__TASK OBJECTIVE__. Check each line of the listing, and copy it if it contains the word "alebo".

__GIVEN RECORDS__.
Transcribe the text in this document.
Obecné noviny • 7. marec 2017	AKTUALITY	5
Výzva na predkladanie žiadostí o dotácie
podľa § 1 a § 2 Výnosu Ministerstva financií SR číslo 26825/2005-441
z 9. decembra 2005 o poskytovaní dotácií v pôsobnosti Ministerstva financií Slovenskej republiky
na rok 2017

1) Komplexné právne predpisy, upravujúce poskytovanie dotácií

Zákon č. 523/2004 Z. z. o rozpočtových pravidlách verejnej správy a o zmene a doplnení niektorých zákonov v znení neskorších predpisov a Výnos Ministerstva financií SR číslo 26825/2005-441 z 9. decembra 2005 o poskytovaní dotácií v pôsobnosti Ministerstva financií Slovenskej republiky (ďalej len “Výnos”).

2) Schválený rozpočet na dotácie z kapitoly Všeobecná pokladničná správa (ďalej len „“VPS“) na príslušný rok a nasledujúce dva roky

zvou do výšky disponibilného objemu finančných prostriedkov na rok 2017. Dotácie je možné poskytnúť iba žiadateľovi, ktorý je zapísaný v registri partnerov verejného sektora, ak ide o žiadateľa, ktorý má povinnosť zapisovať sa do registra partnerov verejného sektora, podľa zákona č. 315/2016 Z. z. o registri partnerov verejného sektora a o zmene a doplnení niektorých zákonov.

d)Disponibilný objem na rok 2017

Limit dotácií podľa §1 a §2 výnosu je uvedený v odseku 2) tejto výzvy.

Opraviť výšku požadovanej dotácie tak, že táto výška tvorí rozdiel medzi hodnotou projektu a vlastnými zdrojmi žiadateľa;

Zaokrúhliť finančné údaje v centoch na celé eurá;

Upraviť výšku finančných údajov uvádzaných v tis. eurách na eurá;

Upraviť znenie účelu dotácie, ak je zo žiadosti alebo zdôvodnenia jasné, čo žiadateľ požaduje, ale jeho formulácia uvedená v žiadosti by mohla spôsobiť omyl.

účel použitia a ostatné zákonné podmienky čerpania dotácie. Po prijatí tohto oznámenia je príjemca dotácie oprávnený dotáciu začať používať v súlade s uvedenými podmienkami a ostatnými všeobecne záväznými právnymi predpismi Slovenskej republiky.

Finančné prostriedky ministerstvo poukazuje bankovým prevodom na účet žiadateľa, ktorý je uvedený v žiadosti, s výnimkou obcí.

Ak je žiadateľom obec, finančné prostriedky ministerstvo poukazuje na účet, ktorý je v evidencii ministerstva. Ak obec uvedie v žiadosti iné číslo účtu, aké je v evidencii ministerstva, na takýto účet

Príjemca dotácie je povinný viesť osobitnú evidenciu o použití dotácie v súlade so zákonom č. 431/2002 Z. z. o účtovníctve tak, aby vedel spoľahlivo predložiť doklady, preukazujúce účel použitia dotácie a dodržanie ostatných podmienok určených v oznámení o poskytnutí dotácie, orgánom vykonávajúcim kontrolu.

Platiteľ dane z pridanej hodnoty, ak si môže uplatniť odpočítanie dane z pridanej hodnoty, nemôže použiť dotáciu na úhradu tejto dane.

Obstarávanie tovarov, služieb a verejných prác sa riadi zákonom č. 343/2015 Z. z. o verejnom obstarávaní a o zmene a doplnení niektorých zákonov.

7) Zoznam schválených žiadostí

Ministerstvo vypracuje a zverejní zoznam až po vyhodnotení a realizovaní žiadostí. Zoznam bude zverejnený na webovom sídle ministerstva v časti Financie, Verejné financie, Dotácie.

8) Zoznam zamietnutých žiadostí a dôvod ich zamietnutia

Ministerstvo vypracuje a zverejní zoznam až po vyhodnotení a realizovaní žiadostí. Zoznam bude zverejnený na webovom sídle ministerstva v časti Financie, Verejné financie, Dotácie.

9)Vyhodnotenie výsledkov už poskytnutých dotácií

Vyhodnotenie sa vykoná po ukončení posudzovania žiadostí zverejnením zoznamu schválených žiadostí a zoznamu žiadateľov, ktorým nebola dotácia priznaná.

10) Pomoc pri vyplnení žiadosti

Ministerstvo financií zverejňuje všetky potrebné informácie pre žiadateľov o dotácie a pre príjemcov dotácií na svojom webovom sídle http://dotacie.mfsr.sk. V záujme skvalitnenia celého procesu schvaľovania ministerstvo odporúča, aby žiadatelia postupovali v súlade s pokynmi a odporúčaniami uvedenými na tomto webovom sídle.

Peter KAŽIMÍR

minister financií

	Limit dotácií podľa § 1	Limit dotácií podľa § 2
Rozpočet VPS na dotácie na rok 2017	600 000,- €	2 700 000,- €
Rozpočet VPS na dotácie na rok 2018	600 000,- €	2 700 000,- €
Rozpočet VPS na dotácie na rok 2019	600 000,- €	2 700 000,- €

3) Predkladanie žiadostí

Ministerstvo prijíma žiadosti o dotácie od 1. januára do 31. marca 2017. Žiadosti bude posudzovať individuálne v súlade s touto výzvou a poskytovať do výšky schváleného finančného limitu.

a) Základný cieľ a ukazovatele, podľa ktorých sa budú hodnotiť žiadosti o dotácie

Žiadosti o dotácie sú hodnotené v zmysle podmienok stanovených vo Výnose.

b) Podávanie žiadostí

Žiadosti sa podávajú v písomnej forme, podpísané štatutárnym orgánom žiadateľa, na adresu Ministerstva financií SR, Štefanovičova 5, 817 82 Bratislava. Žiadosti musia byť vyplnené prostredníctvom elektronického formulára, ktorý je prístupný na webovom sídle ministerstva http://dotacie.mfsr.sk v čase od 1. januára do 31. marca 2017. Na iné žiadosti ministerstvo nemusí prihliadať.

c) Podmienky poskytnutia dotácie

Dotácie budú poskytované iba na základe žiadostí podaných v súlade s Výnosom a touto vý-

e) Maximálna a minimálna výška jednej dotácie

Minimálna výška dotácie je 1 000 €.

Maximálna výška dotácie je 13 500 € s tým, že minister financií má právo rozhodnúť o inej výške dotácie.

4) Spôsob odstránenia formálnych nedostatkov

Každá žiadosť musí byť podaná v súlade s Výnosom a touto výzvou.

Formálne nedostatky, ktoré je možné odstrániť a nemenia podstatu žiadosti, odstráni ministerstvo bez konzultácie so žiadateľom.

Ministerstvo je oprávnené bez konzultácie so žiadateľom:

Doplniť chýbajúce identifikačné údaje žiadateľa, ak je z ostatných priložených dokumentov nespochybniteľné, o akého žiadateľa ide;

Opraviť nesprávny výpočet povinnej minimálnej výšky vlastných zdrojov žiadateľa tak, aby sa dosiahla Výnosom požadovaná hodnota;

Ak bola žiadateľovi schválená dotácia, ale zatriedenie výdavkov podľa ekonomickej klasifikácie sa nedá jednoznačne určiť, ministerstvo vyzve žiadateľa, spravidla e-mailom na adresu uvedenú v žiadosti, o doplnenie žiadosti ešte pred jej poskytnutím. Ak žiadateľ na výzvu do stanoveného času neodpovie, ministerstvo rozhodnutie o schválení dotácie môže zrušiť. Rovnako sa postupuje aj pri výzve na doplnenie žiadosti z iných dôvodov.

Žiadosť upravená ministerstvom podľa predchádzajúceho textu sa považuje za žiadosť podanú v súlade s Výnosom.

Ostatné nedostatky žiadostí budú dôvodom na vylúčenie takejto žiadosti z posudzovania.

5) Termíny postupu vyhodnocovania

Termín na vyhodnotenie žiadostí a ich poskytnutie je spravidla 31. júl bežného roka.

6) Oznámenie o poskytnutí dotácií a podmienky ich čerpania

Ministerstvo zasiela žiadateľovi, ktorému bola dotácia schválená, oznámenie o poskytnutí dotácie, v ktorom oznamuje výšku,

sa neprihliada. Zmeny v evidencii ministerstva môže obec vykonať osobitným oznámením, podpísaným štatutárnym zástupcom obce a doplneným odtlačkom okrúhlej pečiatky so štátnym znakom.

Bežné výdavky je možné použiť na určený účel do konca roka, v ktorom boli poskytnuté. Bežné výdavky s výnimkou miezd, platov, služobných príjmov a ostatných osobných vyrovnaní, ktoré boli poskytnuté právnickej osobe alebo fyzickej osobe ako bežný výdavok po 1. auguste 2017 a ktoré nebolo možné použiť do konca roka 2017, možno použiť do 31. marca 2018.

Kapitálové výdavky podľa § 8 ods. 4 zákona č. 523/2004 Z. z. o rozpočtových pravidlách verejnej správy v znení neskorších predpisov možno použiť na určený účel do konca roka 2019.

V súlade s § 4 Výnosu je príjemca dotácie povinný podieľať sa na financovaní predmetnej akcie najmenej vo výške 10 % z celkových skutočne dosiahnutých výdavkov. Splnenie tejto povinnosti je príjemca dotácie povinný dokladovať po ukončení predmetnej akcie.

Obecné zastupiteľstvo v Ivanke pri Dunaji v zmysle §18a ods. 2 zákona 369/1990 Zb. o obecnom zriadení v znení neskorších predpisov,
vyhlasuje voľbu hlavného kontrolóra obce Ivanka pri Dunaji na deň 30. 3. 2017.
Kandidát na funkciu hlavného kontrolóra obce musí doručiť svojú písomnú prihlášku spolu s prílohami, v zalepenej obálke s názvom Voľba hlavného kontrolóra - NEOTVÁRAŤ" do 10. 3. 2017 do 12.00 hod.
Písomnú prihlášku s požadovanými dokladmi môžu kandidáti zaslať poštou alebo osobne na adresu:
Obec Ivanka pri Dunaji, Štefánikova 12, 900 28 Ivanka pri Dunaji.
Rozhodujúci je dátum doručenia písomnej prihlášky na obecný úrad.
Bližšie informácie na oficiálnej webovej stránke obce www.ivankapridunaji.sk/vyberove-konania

__FINAL ANSWER__.
Upraviť znenie účelu dotácie, ak je zo žiadosti alebo zdôvodnenia jasné, čo žiadateľ požaduje, ale jeho formulácia uvedená v žiadosti by mohla spôsobiť omyl.
Bežné výdavky je možné použiť na určený účel do konca roka, v ktorom boli poskytnuté. Bežné výdavky s výnimkou miezd, platov, služobných príjmov a ostatných osobných vyrovnaní, ktoré boli poskytnuté právnickej osobe alebo fyzickej osobe ako bežný výdavok po 1. auguste 2017 a ktoré nebolo možné použiť do konca roka 2017, možno použiť do 31. marca 2018.
Písomnú prihlášku s požadovanými dokladmi môžu kandidáti zaslať poštou alebo osobne na adresu:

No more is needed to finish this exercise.